### JOB
Can you repeat, word for word, the rows below from the first one through the row containing "- other: 时钟: [110, 532, 131, 553]", with both of those rows included?

━━━ RECORDS TO USE

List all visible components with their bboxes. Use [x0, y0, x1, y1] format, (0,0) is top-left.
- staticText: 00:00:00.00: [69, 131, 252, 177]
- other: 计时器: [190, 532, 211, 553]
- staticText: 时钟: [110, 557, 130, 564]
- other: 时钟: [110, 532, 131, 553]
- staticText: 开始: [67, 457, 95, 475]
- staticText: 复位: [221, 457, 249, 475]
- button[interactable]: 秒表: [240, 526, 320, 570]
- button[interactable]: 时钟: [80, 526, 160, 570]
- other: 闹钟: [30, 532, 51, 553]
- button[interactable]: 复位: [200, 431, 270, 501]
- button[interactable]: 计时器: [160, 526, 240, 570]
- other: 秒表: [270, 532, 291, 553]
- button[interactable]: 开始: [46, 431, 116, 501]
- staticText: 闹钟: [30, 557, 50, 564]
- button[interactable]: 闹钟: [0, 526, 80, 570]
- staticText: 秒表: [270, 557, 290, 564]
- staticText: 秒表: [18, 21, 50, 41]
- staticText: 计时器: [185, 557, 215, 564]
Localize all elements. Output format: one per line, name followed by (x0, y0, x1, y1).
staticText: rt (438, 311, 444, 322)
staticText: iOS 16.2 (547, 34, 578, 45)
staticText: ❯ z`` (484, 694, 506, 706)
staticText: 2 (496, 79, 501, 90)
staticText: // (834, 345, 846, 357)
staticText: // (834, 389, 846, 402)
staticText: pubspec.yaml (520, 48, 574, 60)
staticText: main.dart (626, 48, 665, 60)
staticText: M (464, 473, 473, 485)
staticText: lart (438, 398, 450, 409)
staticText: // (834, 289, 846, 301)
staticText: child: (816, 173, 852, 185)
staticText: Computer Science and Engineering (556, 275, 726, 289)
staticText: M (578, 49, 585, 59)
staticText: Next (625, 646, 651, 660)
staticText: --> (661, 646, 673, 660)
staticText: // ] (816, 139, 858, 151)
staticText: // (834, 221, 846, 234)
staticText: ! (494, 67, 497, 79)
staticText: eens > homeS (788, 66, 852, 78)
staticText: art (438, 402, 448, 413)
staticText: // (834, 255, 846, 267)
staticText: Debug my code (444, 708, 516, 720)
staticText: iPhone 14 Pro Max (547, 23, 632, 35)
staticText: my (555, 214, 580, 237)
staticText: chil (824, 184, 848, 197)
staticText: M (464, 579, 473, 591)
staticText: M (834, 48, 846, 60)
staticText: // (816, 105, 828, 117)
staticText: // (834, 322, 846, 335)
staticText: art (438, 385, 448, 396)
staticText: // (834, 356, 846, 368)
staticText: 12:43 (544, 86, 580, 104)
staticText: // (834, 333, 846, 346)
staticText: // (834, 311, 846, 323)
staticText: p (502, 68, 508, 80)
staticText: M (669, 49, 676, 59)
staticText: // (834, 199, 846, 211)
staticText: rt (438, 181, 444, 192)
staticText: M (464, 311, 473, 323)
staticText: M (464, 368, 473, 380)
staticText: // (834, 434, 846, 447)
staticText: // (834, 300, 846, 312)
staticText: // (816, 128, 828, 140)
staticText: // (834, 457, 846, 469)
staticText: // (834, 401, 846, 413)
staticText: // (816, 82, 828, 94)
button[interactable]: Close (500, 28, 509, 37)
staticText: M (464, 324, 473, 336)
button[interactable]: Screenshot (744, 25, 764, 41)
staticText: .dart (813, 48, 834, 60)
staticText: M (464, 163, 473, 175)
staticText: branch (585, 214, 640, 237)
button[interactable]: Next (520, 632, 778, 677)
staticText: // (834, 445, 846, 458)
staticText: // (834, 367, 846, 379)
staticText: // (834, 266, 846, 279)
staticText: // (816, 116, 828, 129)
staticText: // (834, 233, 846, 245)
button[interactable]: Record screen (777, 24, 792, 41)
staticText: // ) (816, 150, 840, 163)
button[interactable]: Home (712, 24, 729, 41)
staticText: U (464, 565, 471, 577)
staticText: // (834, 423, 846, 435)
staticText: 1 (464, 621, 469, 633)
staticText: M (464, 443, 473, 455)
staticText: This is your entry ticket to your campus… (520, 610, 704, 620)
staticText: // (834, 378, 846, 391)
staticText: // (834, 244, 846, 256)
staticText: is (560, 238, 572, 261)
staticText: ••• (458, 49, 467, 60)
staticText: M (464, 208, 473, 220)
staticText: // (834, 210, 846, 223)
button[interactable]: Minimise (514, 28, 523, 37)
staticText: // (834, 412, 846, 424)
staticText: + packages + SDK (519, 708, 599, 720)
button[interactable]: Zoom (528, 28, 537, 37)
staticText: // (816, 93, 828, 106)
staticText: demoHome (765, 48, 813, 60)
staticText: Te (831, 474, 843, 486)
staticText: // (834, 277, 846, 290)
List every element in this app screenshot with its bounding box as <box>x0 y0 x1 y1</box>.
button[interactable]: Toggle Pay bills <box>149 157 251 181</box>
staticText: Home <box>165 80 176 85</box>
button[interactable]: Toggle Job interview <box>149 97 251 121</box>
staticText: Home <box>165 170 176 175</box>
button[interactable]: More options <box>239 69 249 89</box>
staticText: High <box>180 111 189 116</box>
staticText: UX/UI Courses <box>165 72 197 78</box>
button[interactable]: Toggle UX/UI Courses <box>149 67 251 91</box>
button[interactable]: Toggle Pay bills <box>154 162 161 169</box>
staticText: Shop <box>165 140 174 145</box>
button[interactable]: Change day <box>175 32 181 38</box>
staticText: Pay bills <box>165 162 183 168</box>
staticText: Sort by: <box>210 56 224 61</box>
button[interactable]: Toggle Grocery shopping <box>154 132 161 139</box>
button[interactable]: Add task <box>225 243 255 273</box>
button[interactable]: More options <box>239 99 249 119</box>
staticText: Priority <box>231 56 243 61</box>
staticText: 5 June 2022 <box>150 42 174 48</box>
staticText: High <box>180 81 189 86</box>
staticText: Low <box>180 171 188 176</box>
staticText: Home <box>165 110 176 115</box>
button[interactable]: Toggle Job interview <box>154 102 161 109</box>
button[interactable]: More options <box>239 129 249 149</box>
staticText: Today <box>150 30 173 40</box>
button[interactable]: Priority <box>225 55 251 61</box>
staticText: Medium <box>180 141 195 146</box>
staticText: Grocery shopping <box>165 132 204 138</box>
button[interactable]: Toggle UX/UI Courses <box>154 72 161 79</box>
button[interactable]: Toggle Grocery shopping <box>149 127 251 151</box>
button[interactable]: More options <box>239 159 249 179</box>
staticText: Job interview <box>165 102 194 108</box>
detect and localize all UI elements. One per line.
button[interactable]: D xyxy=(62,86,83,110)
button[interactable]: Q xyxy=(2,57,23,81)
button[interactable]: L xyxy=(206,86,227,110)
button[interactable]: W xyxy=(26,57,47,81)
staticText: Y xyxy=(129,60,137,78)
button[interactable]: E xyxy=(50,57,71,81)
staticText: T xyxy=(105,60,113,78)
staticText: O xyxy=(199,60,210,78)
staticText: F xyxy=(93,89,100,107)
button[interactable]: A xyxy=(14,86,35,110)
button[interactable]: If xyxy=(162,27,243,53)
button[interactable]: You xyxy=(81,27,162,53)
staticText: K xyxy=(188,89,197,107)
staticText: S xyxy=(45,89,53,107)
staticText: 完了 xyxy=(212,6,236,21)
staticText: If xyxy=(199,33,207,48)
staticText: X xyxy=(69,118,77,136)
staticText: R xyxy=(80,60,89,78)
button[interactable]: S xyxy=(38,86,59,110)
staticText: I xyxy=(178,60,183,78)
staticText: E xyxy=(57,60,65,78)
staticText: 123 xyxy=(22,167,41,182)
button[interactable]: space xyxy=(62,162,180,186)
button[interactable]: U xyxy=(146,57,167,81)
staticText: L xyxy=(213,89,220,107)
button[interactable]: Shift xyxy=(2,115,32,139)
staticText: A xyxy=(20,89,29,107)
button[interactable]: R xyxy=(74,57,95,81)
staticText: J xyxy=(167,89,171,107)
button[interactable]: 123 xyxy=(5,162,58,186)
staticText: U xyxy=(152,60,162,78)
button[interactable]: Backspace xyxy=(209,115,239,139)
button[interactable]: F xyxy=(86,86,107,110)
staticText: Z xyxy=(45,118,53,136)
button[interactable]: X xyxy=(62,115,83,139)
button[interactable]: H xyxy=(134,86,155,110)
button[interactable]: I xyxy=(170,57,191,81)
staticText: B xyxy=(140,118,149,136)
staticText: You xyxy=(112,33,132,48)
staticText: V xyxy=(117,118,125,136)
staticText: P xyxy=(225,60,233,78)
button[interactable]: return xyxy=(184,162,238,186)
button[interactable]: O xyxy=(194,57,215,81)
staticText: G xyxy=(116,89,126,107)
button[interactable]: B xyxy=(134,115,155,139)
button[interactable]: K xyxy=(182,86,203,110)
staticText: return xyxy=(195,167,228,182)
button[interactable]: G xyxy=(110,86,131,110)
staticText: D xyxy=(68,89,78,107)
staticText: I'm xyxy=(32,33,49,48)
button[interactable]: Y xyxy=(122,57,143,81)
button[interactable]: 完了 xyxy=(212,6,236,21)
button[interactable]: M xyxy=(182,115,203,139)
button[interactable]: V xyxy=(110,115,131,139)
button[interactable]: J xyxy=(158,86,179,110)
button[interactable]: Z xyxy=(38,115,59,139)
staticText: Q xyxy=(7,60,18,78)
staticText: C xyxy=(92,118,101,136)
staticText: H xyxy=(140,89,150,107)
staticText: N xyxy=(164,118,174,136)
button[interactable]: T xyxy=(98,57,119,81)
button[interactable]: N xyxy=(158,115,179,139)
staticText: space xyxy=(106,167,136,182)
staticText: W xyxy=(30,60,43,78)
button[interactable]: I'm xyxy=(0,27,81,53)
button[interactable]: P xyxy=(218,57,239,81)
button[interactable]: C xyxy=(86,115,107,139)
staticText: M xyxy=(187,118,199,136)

━━━━━━

### FINAL RESULT
List all visible components with their bboxes. Use [x0, y0, x1, y1] format, (0,0) is top-left.
- staticText: 00:00:00.00: [69, 131, 252, 177]
- other: 计时器: [190, 532, 211, 553]
- staticText: 时钟: [110, 557, 130, 564]
- other: 时钟: [110, 532, 131, 553]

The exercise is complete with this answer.